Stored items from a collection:
━━━
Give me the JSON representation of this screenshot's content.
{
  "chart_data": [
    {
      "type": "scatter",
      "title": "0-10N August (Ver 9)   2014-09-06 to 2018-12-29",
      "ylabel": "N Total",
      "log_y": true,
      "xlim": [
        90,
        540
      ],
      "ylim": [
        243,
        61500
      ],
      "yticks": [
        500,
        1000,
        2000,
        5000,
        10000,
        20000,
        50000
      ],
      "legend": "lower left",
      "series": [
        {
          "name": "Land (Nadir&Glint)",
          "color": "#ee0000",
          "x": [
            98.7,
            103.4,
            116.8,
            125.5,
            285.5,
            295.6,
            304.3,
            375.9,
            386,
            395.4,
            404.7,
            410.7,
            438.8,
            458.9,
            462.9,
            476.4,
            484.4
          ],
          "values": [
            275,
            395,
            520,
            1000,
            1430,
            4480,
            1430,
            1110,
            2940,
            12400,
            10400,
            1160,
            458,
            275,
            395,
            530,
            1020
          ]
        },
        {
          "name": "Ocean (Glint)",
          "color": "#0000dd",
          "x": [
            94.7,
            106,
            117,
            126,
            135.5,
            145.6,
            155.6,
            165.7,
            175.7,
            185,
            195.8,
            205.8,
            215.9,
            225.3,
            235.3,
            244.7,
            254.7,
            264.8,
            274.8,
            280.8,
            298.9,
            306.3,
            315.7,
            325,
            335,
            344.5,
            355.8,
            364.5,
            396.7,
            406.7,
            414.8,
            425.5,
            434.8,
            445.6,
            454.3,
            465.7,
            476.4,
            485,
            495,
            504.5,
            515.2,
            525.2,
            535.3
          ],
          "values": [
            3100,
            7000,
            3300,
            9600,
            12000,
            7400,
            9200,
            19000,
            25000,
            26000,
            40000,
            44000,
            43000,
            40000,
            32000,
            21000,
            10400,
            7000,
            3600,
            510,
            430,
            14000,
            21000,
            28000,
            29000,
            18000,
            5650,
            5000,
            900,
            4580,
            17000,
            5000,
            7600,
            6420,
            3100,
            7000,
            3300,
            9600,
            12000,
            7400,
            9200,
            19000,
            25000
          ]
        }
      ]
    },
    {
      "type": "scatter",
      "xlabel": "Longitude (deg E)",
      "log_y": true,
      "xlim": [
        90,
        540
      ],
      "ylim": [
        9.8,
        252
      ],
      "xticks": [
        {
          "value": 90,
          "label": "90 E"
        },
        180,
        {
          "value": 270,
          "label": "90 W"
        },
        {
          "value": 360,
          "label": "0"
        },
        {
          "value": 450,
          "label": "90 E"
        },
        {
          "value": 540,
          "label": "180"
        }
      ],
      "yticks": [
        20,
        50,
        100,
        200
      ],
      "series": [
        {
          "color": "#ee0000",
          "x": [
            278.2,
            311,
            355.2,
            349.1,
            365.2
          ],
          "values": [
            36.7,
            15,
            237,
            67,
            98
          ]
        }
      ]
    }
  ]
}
━━━
Return all the data above once more, precisely as given.

▶ [EXERCISE SOLUTION]
Give me the JSON representation of this screenshot's content.
{
  "chart_data": [
    {
      "type": "scatter",
      "title": "0-10N August (Ver 9)   2014-09-06 to 2018-12-29",
      "ylabel": "N Total",
      "log_y": true,
      "xlim": [
        90,
        540
      ],
      "ylim": [
        243,
        61500
      ],
      "yticks": [
        500,
        1000,
        2000,
        5000,
        10000,
        20000,
        50000
      ],
      "legend": "lower left",
      "series": [
        {
          "name": "Land (Nadir&Glint)",
          "color": "#ee0000",
          "x": [
            98.7,
            103.4,
            116.8,
            125.5,
            285.5,
            295.6,
            304.3,
            375.9,
            386,
            395.4,
            404.7,
            410.7,
            438.8,
            458.9,
            462.9,
            476.4,
            484.4
          ],
          "values": [
            275,
            395,
            520,
            1000,
            1430,
            4480,
            1430,
            1110,
            2940,
            12400,
            10400,
            1160,
            458,
            275,
            395,
            530,
            1020
          ]
        },
        {
          "name": "Ocean (Glint)",
          "color": "#0000dd",
          "x": [
            94.7,
            106,
            117,
            126,
            135.5,
            145.6,
            155.6,
            165.7,
            175.7,
            185,
            195.8,
            205.8,
            215.9,
            225.3,
            235.3,
            244.7,
            254.7,
            264.8,
            274.8,
            280.8,
            298.9,
            306.3,
            315.7,
            325,
            335,
            344.5,
            355.8,
            364.5,
            396.7,
            406.7,
            414.8,
            425.5,
            434.8,
            445.6,
            454.3,
            465.7,
            476.4,
            485,
            495,
            504.5,
            515.2,
            525.2,
            535.3
          ],
          "values": [
            3100,
            7000,
            3300,
            9600,
            12000,
            7400,
            9200,
            19000,
            25000,
            26000,
            40000,
            44000,
            43000,
            40000,
            32000,
            21000,
            10400,
            7000,
            3600,
            510,
            430,
            14000,
            21000,
            28000,
            29000,
            18000,
            5650,
            5000,
            900,
            4580,
            17000,
            5000,
            7600,
            6420,
            3100,
            7000,
            3300,
            9600,
            12000,
            7400,
            9200,
            19000,
            25000
          ]
        }
      ]
    },
    {
      "type": "scatter",
      "xlabel": "Longitude (deg E)",
      "log_y": true,
      "xlim": [
        90,
        540
      ],
      "ylim": [
        9.8,
        252
      ],
      "xticks": [
        {
          "value": 90,
          "label": "90 E"
        },
        180,
        {
          "value": 270,
          "label": "90 W"
        },
        {
          "value": 360,
          "label": "0"
        },
        {
          "value": 450,
          "label": "90 E"
        },
        {
          "value": 540,
          "label": "180"
        }
      ],
      "yticks": [
        20,
        50,
        100,
        200
      ],
      "series": [
        {
          "color": "#ee0000",
          "x": [
            278.2,
            311,
            355.2,
            349.1,
            365.2
          ],
          "values": [
            36.7,
            15,
            237,
            67,
            98
          ]
        }
      ]
    }
  ]
}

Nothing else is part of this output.